*Exercise:*
Set down exactly the lines from the one containing "Serialize everything readable" through the end of the records below, both included, and nothing else.

[Extracted records]
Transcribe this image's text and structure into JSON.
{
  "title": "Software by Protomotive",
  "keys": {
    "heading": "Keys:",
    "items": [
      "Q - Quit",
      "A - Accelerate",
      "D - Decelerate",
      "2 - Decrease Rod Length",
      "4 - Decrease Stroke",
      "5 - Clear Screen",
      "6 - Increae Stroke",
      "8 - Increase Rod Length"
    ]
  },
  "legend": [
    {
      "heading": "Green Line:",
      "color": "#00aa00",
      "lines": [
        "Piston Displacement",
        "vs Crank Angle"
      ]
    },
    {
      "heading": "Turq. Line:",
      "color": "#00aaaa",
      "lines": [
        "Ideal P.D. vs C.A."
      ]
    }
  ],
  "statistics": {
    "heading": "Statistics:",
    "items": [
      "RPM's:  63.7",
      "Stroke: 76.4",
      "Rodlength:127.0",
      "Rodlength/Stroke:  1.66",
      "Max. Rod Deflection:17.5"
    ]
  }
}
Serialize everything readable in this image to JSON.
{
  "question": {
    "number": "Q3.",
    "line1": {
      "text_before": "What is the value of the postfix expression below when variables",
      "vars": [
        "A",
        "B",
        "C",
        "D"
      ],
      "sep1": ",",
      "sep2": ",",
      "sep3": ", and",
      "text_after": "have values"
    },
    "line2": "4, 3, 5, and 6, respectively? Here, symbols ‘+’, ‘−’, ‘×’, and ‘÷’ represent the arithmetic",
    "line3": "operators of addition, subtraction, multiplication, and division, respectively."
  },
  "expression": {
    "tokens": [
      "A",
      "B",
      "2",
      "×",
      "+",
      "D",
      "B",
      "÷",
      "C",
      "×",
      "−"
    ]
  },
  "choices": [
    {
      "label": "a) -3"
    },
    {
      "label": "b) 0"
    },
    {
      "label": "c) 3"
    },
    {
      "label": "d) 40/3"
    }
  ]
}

*Solution:*
Serialize everything readable in this image to JSON.
{
  "question": {
    "number": "Q3.",
    "line1": {
      "text_before": "What is the value of the postfix expression below when variables",
      "vars": [
        "A",
        "B",
        "C",
        "D"
      ],
      "sep1": ",",
      "sep2": ",",
      "sep3": ", and",
      "text_after": "have values"
    },
    "line2": "4, 3, 5, and 6, respectively? Here, symbols ‘+’, ‘−’, ‘×’, and ‘÷’ represent the arithmetic",
    "line3": "operators of addition, subtraction, multiplication, and division, respectively."
  },
  "expression": {
    "tokens": [
      "A",
      "B",
      "2",
      "×",
      "+",
      "D",
      "B",
      "÷",
      "C",
      "×",
      "−"
    ]
  },
  "choices": [
    {
      "label": "a) -3"
    },
    {
      "label": "b) 0"
    },
    {
      "label": "c) 3"
    },
    {
      "label": "d) 40/3"
    }
  ]
}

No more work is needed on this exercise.